### Data excerpts
** start **
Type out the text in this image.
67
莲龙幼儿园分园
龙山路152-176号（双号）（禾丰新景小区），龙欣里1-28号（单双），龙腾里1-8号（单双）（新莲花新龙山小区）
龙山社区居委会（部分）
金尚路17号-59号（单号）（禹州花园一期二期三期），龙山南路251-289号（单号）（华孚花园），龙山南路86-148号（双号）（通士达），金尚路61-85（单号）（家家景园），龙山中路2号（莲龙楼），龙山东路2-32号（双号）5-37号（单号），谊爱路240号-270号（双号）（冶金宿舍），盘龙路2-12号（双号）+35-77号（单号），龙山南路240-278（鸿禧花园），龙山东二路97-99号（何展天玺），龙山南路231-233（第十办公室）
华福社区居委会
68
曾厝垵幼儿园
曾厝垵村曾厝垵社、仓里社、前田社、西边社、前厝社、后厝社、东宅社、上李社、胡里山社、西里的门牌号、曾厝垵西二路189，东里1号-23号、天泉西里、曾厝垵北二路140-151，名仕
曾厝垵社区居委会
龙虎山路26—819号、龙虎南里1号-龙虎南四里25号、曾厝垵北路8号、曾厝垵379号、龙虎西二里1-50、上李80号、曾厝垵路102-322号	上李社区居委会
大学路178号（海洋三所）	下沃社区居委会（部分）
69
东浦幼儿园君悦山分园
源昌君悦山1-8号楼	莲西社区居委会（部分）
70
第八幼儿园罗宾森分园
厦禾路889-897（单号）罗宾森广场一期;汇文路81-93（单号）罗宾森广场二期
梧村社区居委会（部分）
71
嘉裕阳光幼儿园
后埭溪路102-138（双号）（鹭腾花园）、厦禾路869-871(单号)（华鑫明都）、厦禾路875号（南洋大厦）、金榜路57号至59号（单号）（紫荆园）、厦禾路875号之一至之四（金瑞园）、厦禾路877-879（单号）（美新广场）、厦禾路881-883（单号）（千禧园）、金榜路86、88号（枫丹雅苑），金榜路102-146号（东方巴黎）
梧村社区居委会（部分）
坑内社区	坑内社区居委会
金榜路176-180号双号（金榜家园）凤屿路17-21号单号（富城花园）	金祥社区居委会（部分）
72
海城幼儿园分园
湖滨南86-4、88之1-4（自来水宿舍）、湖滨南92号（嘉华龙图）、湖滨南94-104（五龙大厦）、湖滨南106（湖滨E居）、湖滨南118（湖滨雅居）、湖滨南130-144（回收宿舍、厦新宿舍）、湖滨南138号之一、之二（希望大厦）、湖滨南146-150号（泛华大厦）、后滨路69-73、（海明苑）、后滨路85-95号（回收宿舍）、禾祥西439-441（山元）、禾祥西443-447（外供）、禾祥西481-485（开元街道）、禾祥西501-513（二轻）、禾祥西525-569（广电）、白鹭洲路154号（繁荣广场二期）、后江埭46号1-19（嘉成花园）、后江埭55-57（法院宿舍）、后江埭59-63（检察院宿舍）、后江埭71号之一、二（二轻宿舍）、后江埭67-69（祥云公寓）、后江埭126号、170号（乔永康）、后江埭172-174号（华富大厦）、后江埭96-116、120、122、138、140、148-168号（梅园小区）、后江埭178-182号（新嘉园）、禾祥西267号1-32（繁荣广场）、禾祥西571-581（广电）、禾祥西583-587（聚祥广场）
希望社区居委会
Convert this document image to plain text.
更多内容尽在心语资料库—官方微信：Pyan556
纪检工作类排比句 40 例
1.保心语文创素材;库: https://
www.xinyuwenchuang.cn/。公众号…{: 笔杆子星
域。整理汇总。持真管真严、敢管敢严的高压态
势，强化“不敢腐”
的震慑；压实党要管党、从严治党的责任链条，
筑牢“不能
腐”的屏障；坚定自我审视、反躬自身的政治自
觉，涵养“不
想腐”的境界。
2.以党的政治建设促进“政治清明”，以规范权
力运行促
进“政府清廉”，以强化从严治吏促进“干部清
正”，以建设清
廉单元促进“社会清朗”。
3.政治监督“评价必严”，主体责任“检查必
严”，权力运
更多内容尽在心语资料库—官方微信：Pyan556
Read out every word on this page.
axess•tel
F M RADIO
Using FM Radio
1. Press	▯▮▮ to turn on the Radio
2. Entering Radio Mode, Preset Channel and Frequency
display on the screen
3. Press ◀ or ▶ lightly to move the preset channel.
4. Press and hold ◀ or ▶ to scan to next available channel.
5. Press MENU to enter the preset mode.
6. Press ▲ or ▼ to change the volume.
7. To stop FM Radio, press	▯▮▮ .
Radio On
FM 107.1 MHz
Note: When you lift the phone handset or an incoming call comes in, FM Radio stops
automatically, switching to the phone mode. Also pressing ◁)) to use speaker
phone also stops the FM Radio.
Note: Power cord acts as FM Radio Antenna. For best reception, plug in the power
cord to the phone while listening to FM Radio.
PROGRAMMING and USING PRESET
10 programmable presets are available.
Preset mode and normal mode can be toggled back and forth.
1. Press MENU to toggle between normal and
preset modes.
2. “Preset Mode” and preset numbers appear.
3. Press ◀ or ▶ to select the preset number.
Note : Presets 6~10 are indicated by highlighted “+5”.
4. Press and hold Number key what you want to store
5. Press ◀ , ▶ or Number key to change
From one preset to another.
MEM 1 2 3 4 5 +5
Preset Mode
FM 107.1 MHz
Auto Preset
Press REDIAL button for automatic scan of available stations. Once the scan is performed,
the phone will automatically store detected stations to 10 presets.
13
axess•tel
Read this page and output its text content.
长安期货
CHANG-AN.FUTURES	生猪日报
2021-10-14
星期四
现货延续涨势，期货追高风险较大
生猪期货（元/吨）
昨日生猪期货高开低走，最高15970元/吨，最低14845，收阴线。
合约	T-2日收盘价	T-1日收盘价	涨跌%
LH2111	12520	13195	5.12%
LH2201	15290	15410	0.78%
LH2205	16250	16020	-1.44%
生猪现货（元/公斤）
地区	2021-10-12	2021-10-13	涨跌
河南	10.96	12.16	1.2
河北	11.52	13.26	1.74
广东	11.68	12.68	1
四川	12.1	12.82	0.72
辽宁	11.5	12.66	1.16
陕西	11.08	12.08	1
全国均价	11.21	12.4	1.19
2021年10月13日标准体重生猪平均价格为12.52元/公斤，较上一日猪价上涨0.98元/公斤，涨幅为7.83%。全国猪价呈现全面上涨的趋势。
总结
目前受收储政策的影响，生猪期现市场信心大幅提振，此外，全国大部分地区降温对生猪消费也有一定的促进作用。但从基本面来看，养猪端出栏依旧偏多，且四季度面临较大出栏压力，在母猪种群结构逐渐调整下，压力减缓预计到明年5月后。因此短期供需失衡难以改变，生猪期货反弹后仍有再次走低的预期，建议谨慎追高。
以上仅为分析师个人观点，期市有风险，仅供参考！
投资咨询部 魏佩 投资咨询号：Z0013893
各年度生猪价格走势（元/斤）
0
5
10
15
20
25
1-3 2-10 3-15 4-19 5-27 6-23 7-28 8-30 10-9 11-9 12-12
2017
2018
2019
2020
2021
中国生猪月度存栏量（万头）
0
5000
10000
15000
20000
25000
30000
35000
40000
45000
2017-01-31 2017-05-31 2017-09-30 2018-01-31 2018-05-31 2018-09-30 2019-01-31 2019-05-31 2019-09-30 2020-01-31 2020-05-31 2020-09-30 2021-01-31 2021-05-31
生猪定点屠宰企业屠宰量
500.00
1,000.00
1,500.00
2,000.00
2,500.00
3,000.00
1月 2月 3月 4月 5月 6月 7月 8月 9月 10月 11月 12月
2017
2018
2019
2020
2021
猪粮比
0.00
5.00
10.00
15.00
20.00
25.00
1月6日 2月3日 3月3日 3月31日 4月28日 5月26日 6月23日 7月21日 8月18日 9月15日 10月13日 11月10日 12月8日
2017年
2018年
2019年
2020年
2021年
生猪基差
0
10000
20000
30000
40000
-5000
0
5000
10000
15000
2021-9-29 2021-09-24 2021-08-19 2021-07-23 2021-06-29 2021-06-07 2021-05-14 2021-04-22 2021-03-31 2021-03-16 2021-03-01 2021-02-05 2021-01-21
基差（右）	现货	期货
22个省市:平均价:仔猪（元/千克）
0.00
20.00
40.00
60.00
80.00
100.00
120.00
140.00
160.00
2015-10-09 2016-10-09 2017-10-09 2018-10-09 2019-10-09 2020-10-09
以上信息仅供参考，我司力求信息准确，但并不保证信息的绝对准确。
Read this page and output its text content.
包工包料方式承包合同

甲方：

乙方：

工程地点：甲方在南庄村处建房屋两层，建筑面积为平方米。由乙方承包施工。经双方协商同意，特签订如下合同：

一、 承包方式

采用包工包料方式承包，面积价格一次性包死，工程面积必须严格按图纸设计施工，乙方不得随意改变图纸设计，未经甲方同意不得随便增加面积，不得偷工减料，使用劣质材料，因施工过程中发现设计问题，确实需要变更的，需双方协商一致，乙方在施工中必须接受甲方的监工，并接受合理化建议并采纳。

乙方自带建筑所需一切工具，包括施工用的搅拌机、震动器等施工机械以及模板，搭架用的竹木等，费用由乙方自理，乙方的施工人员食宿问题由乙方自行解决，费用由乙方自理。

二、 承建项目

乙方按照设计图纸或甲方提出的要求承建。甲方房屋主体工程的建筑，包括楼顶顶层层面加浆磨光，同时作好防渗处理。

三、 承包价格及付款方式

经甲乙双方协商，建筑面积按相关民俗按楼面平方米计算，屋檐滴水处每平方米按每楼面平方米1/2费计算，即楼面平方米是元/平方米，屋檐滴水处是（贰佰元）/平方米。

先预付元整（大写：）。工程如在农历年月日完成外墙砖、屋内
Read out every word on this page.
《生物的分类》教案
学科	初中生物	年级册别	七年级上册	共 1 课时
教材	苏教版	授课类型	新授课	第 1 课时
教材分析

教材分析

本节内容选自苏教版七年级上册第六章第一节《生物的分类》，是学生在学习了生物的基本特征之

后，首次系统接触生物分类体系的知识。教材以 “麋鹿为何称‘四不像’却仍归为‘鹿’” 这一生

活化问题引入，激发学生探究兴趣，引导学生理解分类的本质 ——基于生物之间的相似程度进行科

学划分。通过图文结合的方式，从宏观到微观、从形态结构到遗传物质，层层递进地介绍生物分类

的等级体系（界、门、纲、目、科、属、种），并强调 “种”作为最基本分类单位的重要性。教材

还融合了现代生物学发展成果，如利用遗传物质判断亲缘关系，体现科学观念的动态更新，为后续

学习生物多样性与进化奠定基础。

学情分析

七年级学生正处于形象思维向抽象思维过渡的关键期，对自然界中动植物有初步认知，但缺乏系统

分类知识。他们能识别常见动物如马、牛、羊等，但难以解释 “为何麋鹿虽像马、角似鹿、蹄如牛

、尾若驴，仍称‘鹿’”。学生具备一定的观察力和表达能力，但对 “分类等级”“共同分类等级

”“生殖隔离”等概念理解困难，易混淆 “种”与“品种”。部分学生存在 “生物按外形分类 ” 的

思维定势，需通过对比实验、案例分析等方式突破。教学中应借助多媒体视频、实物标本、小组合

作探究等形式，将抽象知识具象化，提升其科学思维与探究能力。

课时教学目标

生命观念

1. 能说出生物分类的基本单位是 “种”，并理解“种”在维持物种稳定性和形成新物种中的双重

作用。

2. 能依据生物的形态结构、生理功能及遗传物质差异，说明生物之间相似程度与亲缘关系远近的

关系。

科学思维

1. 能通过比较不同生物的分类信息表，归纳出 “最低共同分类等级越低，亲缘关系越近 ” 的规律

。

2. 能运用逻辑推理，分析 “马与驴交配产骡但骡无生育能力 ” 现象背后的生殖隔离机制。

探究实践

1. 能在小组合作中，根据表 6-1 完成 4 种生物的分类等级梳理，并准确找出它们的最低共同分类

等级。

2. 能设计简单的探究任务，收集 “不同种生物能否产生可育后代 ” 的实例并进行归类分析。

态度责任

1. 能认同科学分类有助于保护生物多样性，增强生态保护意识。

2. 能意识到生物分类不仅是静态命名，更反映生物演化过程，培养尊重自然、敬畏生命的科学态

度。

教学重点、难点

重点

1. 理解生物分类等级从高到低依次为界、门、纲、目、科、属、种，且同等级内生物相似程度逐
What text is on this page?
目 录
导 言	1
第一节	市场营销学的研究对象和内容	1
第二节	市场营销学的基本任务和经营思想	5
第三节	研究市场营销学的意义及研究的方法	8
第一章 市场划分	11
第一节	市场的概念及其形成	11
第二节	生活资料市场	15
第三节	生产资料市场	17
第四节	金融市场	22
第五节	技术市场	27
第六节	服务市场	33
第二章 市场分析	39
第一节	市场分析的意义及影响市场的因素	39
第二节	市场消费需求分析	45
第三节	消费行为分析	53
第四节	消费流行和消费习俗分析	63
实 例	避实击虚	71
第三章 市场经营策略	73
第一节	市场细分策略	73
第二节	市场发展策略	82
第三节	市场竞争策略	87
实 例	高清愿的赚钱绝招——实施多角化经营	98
** end **
### The exercise
Search the data above for lines holding "Note" and copy each of them.

### Reply to the exercise
Note: When you lift the phone handset or an incoming call comes in, FM Radio stops
Note: Power cord acts as FM Radio Antenna. For best reception, plug in the power
Note : Presets 6~10 are indicated by highlighted “+5”.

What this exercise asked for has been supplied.